* [Exercise goal]: Reproduce all the material exactly, minus any pictures it holds.

___ Provided records

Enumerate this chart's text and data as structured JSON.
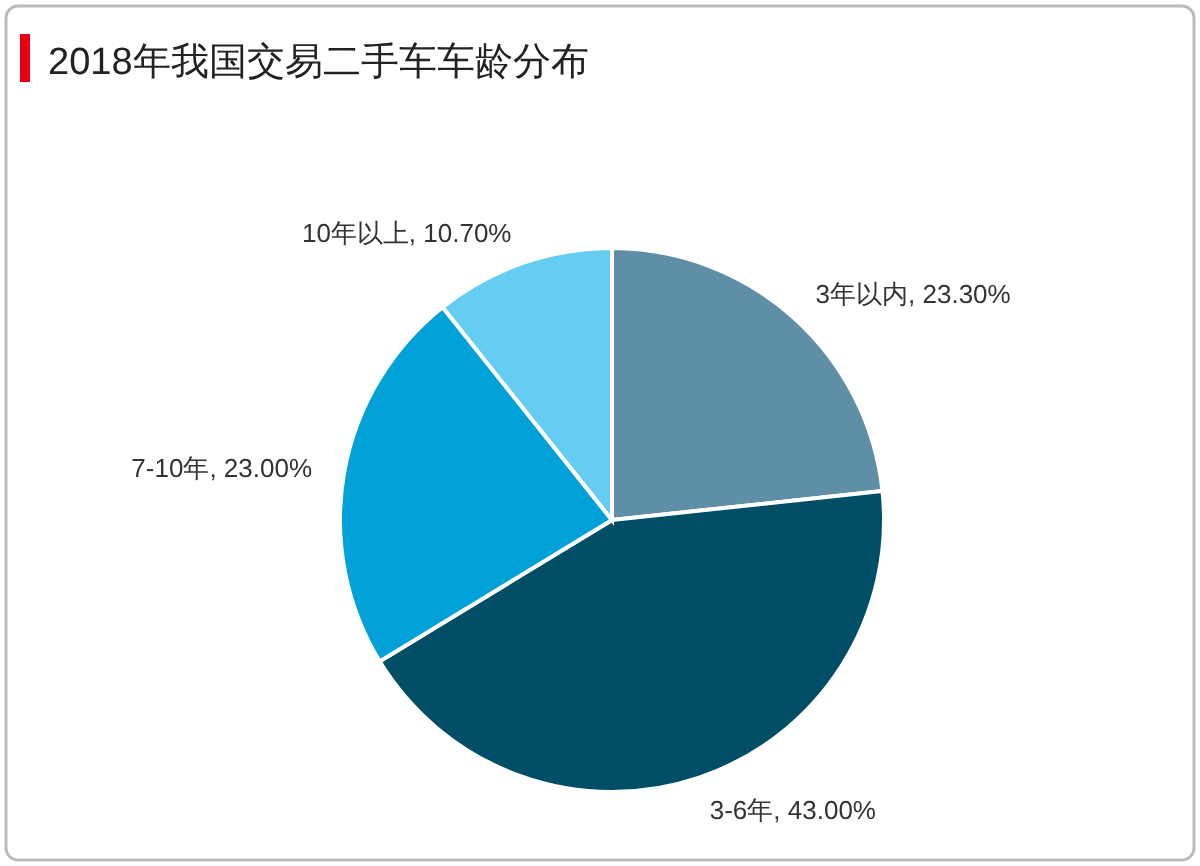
{
  "chart_data": {
    "type": "pie",
    "title": "2018年我国交易二手车车龄分布",
    "categories": [
      "3年以内",
      "3-6年",
      "7-10年",
      "10年以上"
    ],
    "values": [
      23.3,
      43.0,
      23.0,
      10.7
    ],
    "value_labels": [
      "23.30%",
      "43.00%",
      "23.00%",
      "10.70%"
    ],
    "colors": [
      "#5e8fa7",
      "#004e66",
      "#00a0d9",
      "#66cdf2"
    ]
  }
}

______

* [The response]:
Enumerate this chart's text and data as structured JSON.
{
  "chart_data": {
    "type": "pie",
    "title": "2018年我国交易二手车车龄分布",
    "categories": [
      "3年以内",
      "3-6年",
      "7-10年",
      "10年以上"
    ],
    "values": [
      23.3,
      43.0,
      23.0,
      10.7
    ],
    "value_labels": [
      "23.30%",
      "43.00%",
      "23.00%",
      "10.70%"
    ],
    "colors": [
      "#5e8fa7",
      "#004e66",
      "#00a0d9",
      "#66cdf2"
    ]
  }
}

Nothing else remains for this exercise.